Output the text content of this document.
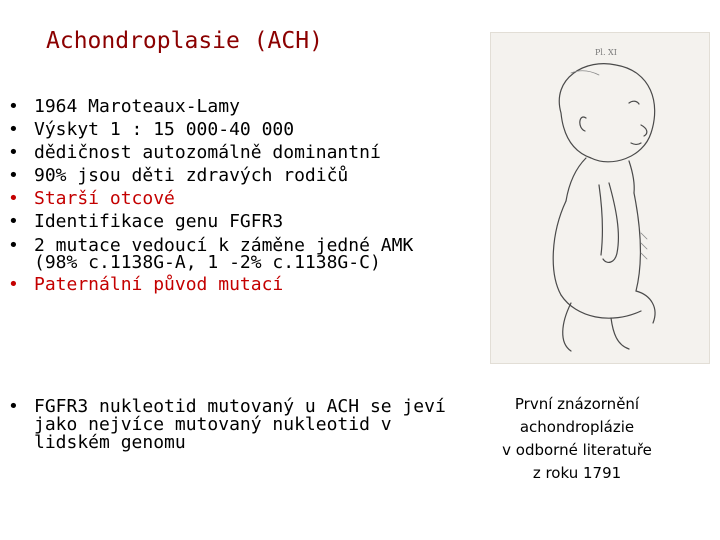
Achondroplasie (ACH)
• 1964 Maroteaux-Lamy
• Výskyt 1 : 15 000-40 000
• dědičnost autozomálně dominantní
• 90% jsou děti zdravých rodičů
• Starší otcové
• Identifikace genu FGFR3
• 2 mutace vedoucí k záměne jedné AMK (98% c.1138G-A, 1 -2% c.1138G-C)
• Paternální původ mutací
• FGFR3 nukleotid mutovaný u ACH se jeví jako nejvíce mutovaný nukleotid v lidském genomu
Pl. XI
První znázornění
achondroplázie
v odborné literatuře
z roku 1791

◆ ◆ ◆ ◆

Problem to solve: Please copy the data above exactly; the pictures do not belong in the copy.

Response to the task:
Output the text content of this document.
Achondroplasie (ACH)
• 1964 Maroteaux-Lamy
• Výskyt 1 : 15 000-40 000
• dědičnost autozomálně dominantní
• 90% jsou děti zdravých rodičů
• Starší otcové
• Identifikace genu FGFR3
• 2 mutace vedoucí k záměne jedné AMK (98% c.1138G-A, 1 -2% c.1138G-C)
• Paternální původ mutací
• FGFR3 nukleotid mutovaný u ACH se jeví jako nejvíce mutovaný nukleotid v lidském genomu
Pl. XI
První znázornění
achondroplázie
v odborné literatuře
z roku 1791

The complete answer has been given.